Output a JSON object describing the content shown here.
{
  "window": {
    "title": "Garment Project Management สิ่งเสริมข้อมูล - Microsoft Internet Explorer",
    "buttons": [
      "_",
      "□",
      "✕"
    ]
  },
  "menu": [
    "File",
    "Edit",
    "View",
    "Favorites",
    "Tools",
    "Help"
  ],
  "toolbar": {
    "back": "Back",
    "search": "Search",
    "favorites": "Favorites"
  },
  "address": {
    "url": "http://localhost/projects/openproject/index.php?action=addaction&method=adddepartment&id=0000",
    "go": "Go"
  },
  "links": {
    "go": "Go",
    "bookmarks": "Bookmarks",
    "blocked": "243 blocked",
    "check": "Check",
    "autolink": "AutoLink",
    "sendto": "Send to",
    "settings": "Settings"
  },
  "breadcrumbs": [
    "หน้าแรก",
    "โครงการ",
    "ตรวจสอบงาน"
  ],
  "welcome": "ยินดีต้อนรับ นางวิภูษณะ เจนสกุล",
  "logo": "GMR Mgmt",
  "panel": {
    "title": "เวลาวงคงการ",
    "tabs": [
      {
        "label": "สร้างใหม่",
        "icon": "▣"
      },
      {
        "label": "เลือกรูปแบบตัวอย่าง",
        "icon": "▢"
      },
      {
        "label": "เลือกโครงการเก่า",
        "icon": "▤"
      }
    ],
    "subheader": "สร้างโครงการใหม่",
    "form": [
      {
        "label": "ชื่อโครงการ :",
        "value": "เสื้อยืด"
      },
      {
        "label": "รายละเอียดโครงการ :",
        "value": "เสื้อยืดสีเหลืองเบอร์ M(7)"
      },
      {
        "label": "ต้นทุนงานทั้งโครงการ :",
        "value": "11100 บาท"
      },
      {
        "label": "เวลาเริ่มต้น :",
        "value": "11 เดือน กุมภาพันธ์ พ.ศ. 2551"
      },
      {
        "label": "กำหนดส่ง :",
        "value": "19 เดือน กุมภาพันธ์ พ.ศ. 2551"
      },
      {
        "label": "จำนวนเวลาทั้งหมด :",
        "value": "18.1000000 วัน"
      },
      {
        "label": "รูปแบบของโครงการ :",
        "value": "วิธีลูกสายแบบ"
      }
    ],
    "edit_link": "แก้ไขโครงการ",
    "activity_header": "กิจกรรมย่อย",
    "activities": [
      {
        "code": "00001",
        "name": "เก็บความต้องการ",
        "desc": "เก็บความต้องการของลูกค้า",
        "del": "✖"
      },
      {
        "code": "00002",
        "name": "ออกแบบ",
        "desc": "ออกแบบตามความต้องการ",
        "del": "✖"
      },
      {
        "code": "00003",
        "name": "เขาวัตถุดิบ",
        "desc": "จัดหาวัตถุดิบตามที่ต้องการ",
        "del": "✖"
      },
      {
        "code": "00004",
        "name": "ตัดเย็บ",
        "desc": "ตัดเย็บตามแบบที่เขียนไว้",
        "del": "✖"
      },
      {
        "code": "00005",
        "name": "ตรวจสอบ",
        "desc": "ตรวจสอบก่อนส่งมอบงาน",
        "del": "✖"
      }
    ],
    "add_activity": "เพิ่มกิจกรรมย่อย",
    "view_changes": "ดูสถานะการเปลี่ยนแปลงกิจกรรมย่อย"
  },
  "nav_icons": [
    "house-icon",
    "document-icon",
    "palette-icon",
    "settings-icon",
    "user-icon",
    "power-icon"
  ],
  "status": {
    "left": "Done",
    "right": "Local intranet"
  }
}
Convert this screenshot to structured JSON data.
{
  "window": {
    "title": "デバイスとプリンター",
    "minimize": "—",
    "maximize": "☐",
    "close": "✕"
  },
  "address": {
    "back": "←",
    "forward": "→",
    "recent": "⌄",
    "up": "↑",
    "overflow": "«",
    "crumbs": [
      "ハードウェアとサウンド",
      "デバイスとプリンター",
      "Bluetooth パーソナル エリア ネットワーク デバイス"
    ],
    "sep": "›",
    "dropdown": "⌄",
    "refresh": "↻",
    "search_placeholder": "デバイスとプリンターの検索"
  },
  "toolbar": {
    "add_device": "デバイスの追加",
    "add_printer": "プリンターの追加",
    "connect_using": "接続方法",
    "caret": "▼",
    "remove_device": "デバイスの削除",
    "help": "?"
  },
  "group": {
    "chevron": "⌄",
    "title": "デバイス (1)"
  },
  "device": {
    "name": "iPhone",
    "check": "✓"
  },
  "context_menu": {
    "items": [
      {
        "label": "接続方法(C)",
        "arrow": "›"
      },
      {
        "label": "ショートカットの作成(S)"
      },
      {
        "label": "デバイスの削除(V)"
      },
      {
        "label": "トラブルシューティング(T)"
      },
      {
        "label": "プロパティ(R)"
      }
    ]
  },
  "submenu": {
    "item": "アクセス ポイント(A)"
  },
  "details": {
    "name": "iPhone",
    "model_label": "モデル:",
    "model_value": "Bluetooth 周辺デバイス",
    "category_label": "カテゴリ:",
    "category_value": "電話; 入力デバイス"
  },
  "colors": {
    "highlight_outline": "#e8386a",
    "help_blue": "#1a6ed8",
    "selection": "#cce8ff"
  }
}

= = = = = = =

Reproduce the data, keeping every line exactly the same.

Answer below:
Output a JSON object describing the content shown here.
{
  "window": {
    "title": "Garment Project Management สิ่งเสริมข้อมูล - Microsoft Internet Explorer",
    "buttons": [
      "_",
      "□",
      "✕"
    ]
  },
  "menu": [
    "File",
    "Edit",
    "View",
    "Favorites",
    "Tools",
    "Help"
  ],
  "toolbar": {
    "back": "Back",
    "search": "Search",
    "favorites": "Favorites"
  },
  "address": {
    "url": "http://localhost/projects/openproject/index.php?action=addaction&method=adddepartment&id=0000",
    "go": "Go"
  },
  "links": {
    "go": "Go",
    "bookmarks": "Bookmarks",
    "blocked": "243 blocked",
    "check": "Check",
    "autolink": "AutoLink",
    "sendto": "Send to",
    "settings": "Settings"
  },
  "breadcrumbs": [
    "หน้าแรก",
    "โครงการ",
    "ตรวจสอบงาน"
  ],
  "welcome": "ยินดีต้อนรับ นางวิภูษณะ เจนสกุล",
  "logo": "GMR Mgmt",
  "panel": {
    "title": "เวลาวงคงการ",
    "tabs": [
      {
        "label": "สร้างใหม่",
        "icon": "▣"
      },
      {
        "label": "เลือกรูปแบบตัวอย่าง",
        "icon": "▢"
      },
      {
        "label": "เลือกโครงการเก่า",
        "icon": "▤"
      }
    ],
    "subheader": "สร้างโครงการใหม่",
    "form": [
      {
        "label": "ชื่อโครงการ :",
        "value": "เสื้อยืด"
      },
      {
        "label": "รายละเอียดโครงการ :",
        "value": "เสื้อยืดสีเหลืองเบอร์ M(7)"
      },
      {
        "label": "ต้นทุนงานทั้งโครงการ :",
        "value": "11100 บาท"
      },
      {
        "label": "เวลาเริ่มต้น :",
        "value": "11 เดือน กุมภาพันธ์ พ.ศ. 2551"
      },
      {
        "label": "กำหนดส่ง :",
        "value": "19 เดือน กุมภาพันธ์ พ.ศ. 2551"
      },
      {
        "label": "จำนวนเวลาทั้งหมด :",
        "value": "18.1000000 วัน"
      },
      {
        "label": "รูปแบบของโครงการ :",
        "value": "วิธีลูกสายแบบ"
      }
    ],
    "edit_link": "แก้ไขโครงการ",
    "activity_header": "กิจกรรมย่อย",
    "activities": [
      {
        "code": "00001",
        "name": "เก็บความต้องการ",
        "desc": "เก็บความต้องการของลูกค้า",
        "del": "✖"
      },
      {
        "code": "00002",
        "name": "ออกแบบ",
        "desc": "ออกแบบตามความต้องการ",
        "del": "✖"
      },
      {
        "code": "00003",
        "name": "เขาวัตถุดิบ",
        "desc": "จัดหาวัตถุดิบตามที่ต้องการ",
        "del": "✖"
      },
      {
        "code": "00004",
        "name": "ตัดเย็บ",
        "desc": "ตัดเย็บตามแบบที่เขียนไว้",
        "del": "✖"
      },
      {
        "code": "00005",
        "name": "ตรวจสอบ",
        "desc": "ตรวจสอบก่อนส่งมอบงาน",
        "del": "✖"
      }
    ],
    "add_activity": "เพิ่มกิจกรรมย่อย",
    "view_changes": "ดูสถานะการเปลี่ยนแปลงกิจกรรมย่อย"
  },
  "nav_icons": [
    "house-icon",
    "document-icon",
    "palette-icon",
    "settings-icon",
    "user-icon",
    "power-icon"
  ],
  "status": {
    "left": "Done",
    "right": "Local intranet"
  }
}
Convert this screenshot to structured JSON data.
{
  "window": {
    "title": "デバイスとプリンター",
    "minimize": "—",
    "maximize": "☐",
    "close": "✕"
  },
  "address": {
    "back": "←",
    "forward": "→",
    "recent": "⌄",
    "up": "↑",
    "overflow": "«",
    "crumbs": [
      "ハードウェアとサウンド",
      "デバイスとプリンター",
      "Bluetooth パーソナル エリア ネットワーク デバイス"
    ],
    "sep": "›",
    "dropdown": "⌄",
    "refresh": "↻",
    "search_placeholder": "デバイスとプリンターの検索"
  },
  "toolbar": {
    "add_device": "デバイスの追加",
    "add_printer": "プリンターの追加",
    "connect_using": "接続方法",
    "caret": "▼",
    "remove_device": "デバイスの削除",
    "help": "?"
  },
  "group": {
    "chevron": "⌄",
    "title": "デバイス (1)"
  },
  "device": {
    "name": "iPhone",
    "check": "✓"
  },
  "context_menu": {
    "items": [
      {
        "label": "接続方法(C)",
        "arrow": "›"
      },
      {
        "label": "ショートカットの作成(S)"
      },
      {
        "label": "デバイスの削除(V)"
      },
      {
        "label": "トラブルシューティング(T)"
      },
      {
        "label": "プロパティ(R)"
      }
    ]
  },
  "submenu": {
    "item": "アクセス ポイント(A)"
  },
  "details": {
    "name": "iPhone",
    "model_label": "モデル:",
    "model_value": "Bluetooth 周辺デバイス",
    "category_label": "カテゴリ:",
    "category_value": "電話; 入力デバイス"
  },
  "colors": {
    "highlight_outline": "#e8386a",
    "help_blue": "#1a6ed8",
    "selection": "#cce8ff"
  }
}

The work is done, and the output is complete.